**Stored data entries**
+---+
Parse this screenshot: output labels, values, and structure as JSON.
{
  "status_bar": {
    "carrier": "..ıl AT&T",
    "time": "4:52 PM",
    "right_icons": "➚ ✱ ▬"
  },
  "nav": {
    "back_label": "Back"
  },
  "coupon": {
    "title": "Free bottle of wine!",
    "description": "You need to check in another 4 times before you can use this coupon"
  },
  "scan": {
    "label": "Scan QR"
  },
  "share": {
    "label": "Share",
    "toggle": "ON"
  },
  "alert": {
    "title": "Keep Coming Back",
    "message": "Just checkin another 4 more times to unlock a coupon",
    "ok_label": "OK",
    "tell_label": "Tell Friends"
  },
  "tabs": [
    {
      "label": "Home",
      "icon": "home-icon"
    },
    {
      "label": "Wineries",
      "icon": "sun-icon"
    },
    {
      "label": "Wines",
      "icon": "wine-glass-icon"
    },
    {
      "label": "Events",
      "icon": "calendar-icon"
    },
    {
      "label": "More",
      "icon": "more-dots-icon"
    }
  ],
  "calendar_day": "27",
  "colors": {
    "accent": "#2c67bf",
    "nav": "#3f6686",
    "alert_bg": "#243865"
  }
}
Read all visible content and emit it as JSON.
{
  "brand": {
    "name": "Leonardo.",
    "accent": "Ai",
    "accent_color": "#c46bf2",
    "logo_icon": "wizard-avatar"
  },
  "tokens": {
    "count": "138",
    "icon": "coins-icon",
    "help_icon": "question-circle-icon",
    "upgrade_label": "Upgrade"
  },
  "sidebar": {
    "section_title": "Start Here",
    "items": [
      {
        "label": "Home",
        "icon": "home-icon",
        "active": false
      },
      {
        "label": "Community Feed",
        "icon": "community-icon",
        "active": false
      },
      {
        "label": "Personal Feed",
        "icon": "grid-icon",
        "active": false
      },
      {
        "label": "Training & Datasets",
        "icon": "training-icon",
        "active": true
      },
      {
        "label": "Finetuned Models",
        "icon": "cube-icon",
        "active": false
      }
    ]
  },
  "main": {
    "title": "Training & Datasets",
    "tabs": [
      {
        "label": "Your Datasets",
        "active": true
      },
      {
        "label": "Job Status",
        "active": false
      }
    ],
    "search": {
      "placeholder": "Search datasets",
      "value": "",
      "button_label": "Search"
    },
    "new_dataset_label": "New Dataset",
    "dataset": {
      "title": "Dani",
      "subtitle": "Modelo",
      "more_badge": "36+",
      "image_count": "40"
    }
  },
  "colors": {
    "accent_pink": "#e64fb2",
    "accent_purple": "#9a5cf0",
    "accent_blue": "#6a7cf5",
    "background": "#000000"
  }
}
+---+
**STATED EXERCISE**
Your task is to output all of the data above word for word.

**SOLUTION FOR THIS EXERCISE**
Parse this screenshot: output labels, values, and structure as JSON.
{
  "status_bar": {
    "carrier": "..ıl AT&T",
    "time": "4:52 PM",
    "right_icons": "➚ ✱ ▬"
  },
  "nav": {
    "back_label": "Back"
  },
  "coupon": {
    "title": "Free bottle of wine!",
    "description": "You need to check in another 4 times before you can use this coupon"
  },
  "scan": {
    "label": "Scan QR"
  },
  "share": {
    "label": "Share",
    "toggle": "ON"
  },
  "alert": {
    "title": "Keep Coming Back",
    "message": "Just checkin another 4 more times to unlock a coupon",
    "ok_label": "OK",
    "tell_label": "Tell Friends"
  },
  "tabs": [
    {
      "label": "Home",
      "icon": "home-icon"
    },
    {
      "label": "Wineries",
      "icon": "sun-icon"
    },
    {
      "label": "Wines",
      "icon": "wine-glass-icon"
    },
    {
      "label": "Events",
      "icon": "calendar-icon"
    },
    {
      "label": "More",
      "icon": "more-dots-icon"
    }
  ],
  "calendar_day": "27",
  "colors": {
    "accent": "#2c67bf",
    "nav": "#3f6686",
    "alert_bg": "#243865"
  }
}
Read all visible content and emit it as JSON.
{
  "brand": {
    "name": "Leonardo.",
    "accent": "Ai",
    "accent_color": "#c46bf2",
    "logo_icon": "wizard-avatar"
  },
  "tokens": {
    "count": "138",
    "icon": "coins-icon",
    "help_icon": "question-circle-icon",
    "upgrade_label": "Upgrade"
  },
  "sidebar": {
    "section_title": "Start Here",
    "items": [
      {
        "label": "Home",
        "icon": "home-icon",
        "active": false
      },
      {
        "label": "Community Feed",
        "icon": "community-icon",
        "active": false
      },
      {
        "label": "Personal Feed",
        "icon": "grid-icon",
        "active": false
      },
      {
        "label": "Training & Datasets",
        "icon": "training-icon",
        "active": true
      },
      {
        "label": "Finetuned Models",
        "icon": "cube-icon",
        "active": false
      }
    ]
  },
  "main": {
    "title": "Training & Datasets",
    "tabs": [
      {
        "label": "Your Datasets",
        "active": true
      },
      {
        "label": "Job Status",
        "active": false
      }
    ],
    "search": {
      "placeholder": "Search datasets",
      "value": "",
      "button_label": "Search"
    },
    "new_dataset_label": "New Dataset",
    "dataset": {
      "title": "Dani",
      "subtitle": "Modelo",
      "more_badge": "36+",
      "image_count": "40"
    }
  },
  "colors": {
    "accent_pink": "#e64fb2",
    "accent_purple": "#9a5cf0",
    "accent_blue": "#6a7cf5",
    "background": "#000000"
  }
}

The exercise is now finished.